● WORK TO BE COMPLETED: Write out all the entries word for word and omit any pictures.
-- SUPPLIED RECORDS start --
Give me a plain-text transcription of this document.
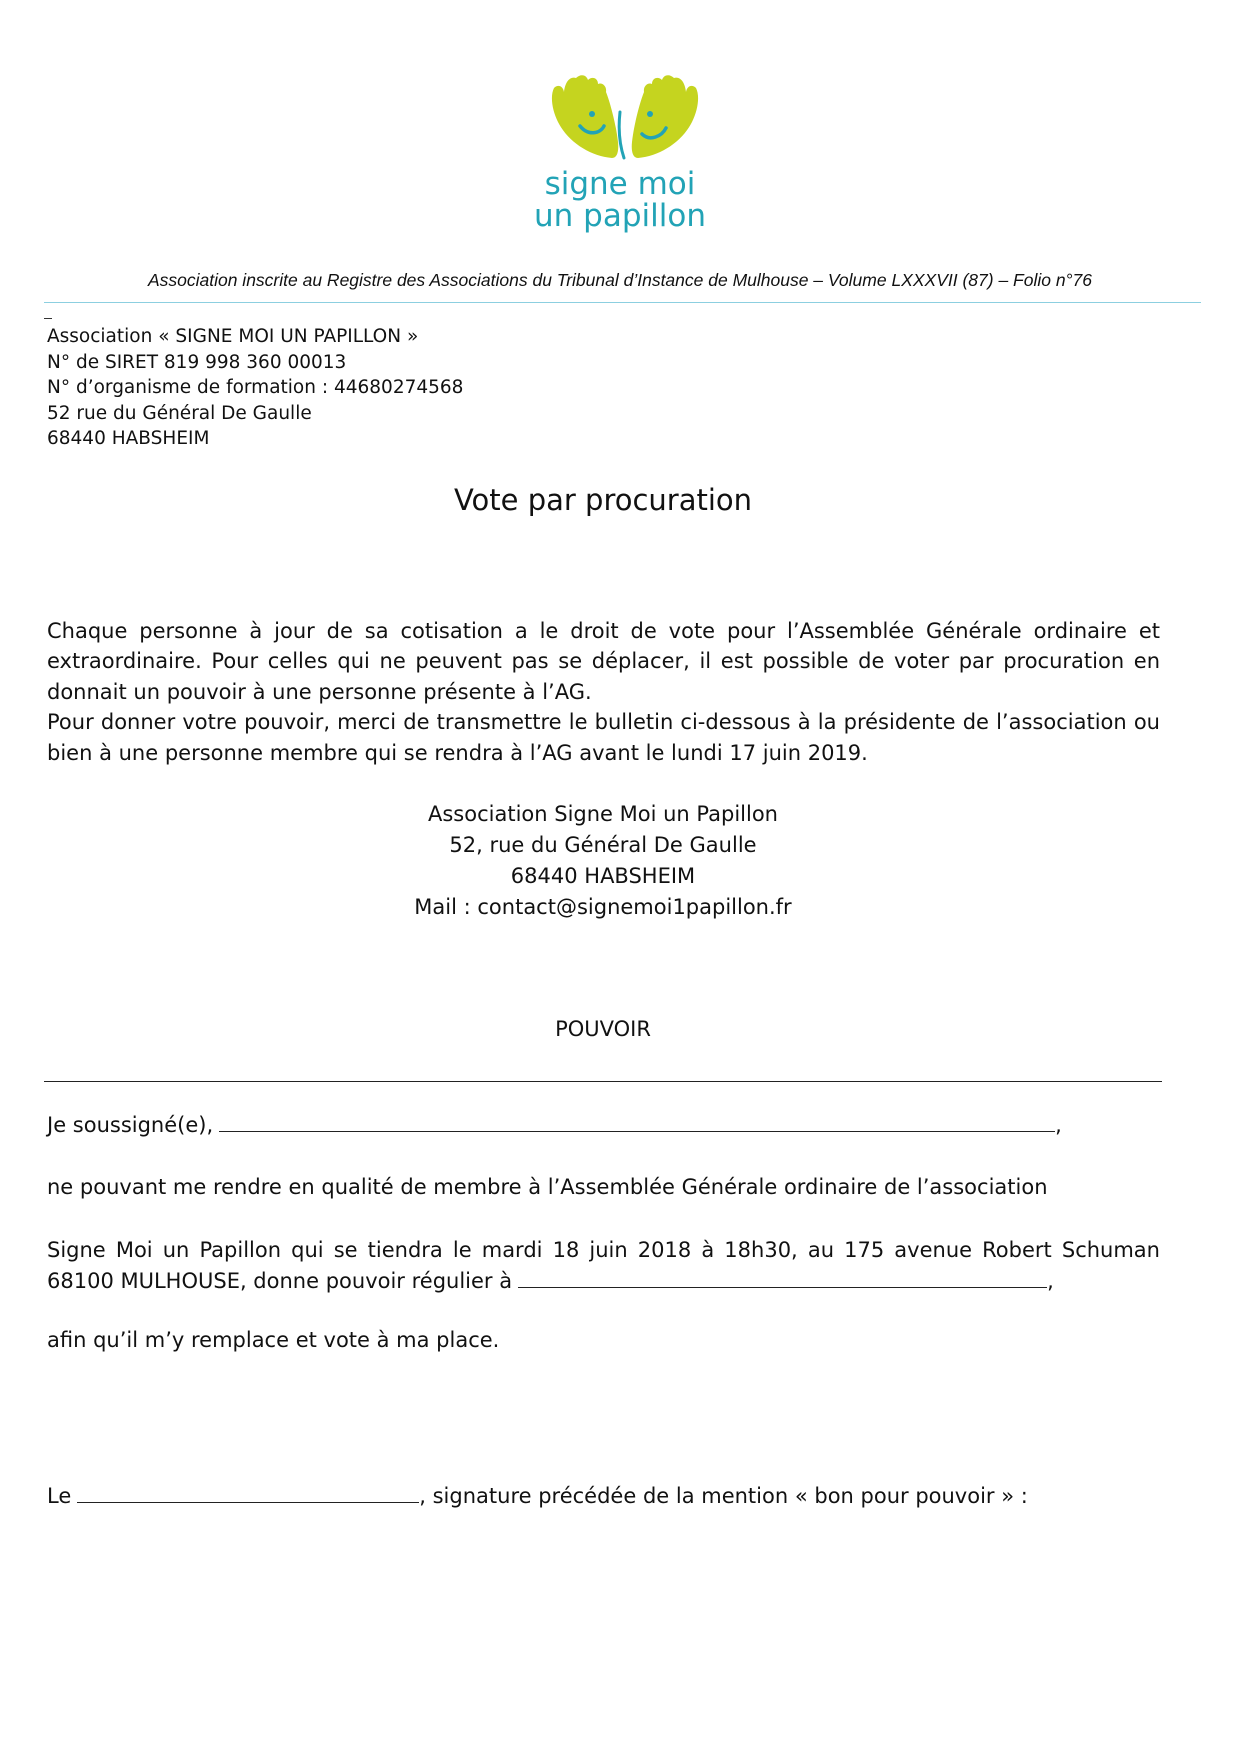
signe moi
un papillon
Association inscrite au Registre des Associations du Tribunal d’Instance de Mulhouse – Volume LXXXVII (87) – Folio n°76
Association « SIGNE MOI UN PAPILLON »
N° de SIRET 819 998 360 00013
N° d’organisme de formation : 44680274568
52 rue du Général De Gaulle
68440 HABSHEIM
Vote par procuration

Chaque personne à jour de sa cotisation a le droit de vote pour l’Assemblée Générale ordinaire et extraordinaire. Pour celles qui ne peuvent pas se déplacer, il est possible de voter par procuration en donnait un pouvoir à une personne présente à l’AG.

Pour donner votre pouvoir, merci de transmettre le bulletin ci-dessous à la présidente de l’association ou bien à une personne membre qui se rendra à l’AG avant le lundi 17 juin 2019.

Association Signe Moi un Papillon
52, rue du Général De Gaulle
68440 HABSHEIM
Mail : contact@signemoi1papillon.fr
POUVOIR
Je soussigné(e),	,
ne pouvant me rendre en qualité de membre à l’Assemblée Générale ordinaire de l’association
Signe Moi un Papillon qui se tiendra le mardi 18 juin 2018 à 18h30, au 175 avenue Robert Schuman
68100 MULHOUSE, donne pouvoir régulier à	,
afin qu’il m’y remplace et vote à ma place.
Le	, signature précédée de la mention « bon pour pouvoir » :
-- SUPPLIED RECORDS end --
● THE ANSWER:
Give me a plain-text transcription of this document.
signe moi
un papillon
Association inscrite au Registre des Associations du Tribunal d’Instance de Mulhouse – Volume LXXXVII (87) – Folio n°76
Association « SIGNE MOI UN PAPILLON »
N° de SIRET 819 998 360 00013
N° d’organisme de formation : 44680274568
52 rue du Général De Gaulle
68440 HABSHEIM
Vote par procuration

Chaque personne à jour de sa cotisation a le droit de vote pour l’Assemblée Générale ordinaire et extraordinaire. Pour celles qui ne peuvent pas se déplacer, il est possible de voter par procuration en donnait un pouvoir à une personne présente à l’AG.

Pour donner votre pouvoir, merci de transmettre le bulletin ci-dessous à la présidente de l’association ou bien à une personne membre qui se rendra à l’AG avant le lundi 17 juin 2019.

Association Signe Moi un Papillon
52, rue du Général De Gaulle
68440 HABSHEIM
Mail : contact@signemoi1papillon.fr
POUVOIR
Je soussigné(e),	,
ne pouvant me rendre en qualité de membre à l’Assemblée Générale ordinaire de l’association
Signe Moi un Papillon qui se tiendra le mardi 18 juin 2018 à 18h30, au 175 avenue Robert Schuman
68100 MULHOUSE, donne pouvoir régulier à	,
afin qu’il m’y remplace et vote à ma place.
Le	, signature précédée de la mention « bon pour pouvoir » :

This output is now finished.